Par ailleurs, on notera que le ministère des affaires étrangères bénéficie depuis cette année d'une « ristourne » de 4 millions d'euros sur les recettes générées par les visas, les demandes de visas faisant désormais l'objet d'une facturation, mais surtout, bénéficie de l'intégralité des produits de la cession de ses biens immobiliers.

Par conséquent, si le budget du ministère des affaires étrangères est en légère régression (hors aide publique au développement), il n'est plus soumis aux mesures de régulation budgétaire et dispose donc d'une plus grande visibilité quant au montant de crédits dont il dispose sur l'ensemble de l'exercice.

Votre rapporteur spécial considère que s'il est parfaitement logique que le ministère des affaires étrangères contribue à la maîtrise des dépenses de l'Etat, il était également indispensable de l'exonérer des contraintes liées à la régulation budgétaire. Par ailleurs, il se félicite que les économies réalisées par le ministère des affaires étrangères puissent désormais être - au moins partiellement - recyclées afin de lui permettre de financer ses actions prioritaires.

= Consigne A =
Réécrivez le passage du texte commençant à « Votre rapporteur spécial » et se terminant à « ses actions prioritaires. », en substituant « missions essentielles » à « actions prioritaires ».

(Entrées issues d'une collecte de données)
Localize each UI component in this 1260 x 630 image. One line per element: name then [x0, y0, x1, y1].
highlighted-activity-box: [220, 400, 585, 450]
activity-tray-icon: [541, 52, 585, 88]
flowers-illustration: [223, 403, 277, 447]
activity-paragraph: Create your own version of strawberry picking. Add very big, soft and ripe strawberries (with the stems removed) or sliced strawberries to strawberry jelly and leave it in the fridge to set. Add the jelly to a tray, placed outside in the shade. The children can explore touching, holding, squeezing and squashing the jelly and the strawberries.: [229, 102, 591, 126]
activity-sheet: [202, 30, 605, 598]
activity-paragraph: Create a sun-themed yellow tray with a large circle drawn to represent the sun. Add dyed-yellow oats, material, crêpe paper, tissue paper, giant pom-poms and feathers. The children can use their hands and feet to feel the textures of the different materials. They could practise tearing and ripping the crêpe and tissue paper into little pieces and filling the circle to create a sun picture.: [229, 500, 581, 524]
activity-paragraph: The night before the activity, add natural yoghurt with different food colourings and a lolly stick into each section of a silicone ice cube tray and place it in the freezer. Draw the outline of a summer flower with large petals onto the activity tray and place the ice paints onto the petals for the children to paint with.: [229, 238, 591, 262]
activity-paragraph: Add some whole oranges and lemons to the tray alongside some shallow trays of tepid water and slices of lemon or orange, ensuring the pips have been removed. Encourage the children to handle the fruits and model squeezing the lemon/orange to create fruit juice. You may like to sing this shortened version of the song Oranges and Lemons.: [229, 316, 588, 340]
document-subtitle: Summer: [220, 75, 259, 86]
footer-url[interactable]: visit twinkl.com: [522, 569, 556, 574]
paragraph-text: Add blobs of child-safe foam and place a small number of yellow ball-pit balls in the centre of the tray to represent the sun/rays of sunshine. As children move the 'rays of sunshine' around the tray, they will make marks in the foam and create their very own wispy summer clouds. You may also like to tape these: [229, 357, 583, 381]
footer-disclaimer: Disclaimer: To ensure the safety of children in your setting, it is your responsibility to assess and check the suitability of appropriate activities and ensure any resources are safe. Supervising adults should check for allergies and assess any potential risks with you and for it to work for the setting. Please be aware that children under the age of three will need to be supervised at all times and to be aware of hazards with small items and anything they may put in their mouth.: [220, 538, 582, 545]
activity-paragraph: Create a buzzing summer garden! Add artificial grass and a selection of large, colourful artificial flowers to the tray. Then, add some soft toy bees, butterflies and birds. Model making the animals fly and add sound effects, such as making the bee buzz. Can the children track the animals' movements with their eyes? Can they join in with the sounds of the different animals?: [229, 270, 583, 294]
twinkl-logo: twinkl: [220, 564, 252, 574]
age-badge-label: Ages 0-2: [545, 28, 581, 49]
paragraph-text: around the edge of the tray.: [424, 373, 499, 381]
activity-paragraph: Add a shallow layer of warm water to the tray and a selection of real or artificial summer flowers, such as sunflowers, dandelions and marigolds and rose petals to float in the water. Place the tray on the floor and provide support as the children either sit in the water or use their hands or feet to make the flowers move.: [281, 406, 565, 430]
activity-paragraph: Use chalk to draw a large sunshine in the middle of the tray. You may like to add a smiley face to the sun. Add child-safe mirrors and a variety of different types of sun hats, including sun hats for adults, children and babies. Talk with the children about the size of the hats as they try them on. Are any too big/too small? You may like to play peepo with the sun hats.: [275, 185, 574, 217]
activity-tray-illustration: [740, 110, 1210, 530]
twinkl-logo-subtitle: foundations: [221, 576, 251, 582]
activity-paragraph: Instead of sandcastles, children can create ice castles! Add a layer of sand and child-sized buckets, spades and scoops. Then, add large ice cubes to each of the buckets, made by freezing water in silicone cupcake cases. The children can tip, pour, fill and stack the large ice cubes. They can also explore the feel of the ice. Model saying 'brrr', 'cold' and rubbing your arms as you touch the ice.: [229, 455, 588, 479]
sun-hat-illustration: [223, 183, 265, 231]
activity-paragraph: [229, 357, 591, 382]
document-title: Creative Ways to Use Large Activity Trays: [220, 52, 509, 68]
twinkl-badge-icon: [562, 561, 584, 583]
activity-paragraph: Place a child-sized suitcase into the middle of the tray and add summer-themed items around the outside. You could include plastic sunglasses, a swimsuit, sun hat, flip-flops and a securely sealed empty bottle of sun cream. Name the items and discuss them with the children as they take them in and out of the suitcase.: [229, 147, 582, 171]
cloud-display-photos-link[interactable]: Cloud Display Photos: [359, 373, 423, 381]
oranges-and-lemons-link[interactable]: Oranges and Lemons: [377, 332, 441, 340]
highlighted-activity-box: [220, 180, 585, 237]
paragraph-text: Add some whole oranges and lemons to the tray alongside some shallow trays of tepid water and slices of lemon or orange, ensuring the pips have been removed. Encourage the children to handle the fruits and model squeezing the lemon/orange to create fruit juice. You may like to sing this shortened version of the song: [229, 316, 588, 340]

= Consigne B =
Recopiez mot pour mot les entrées en commençant au début de celles-ci et en terminant à la ligne contenant « flowers-illustration: [223, 403, 277, 447] », cette ligne comprise.

= Corrigé A =
Votre rapporteur spécial considère que s'il est parfaitement logique que le ministère des affaires étrangères contribue à la maîtrise des dépenses de l'Etat, il était également indispensable de l'exonérer des contraintes liées à la régulation budgétaire. Par ailleurs, il se félicite que les économies réalisées par le ministère des affaires étrangères puissent désormais être - au moins partiellement - recyclées afin de lui permettre de financer ses missions essentielles.

= Corrigé B =
Localize each UI component in this 1260 x 630 image. One line per element: name then [x0, y0, x1, y1].
highlighted-activity-box: [220, 400, 585, 450]
activity-tray-icon: [541, 52, 585, 88]
flowers-illustration: [223, 403, 277, 447]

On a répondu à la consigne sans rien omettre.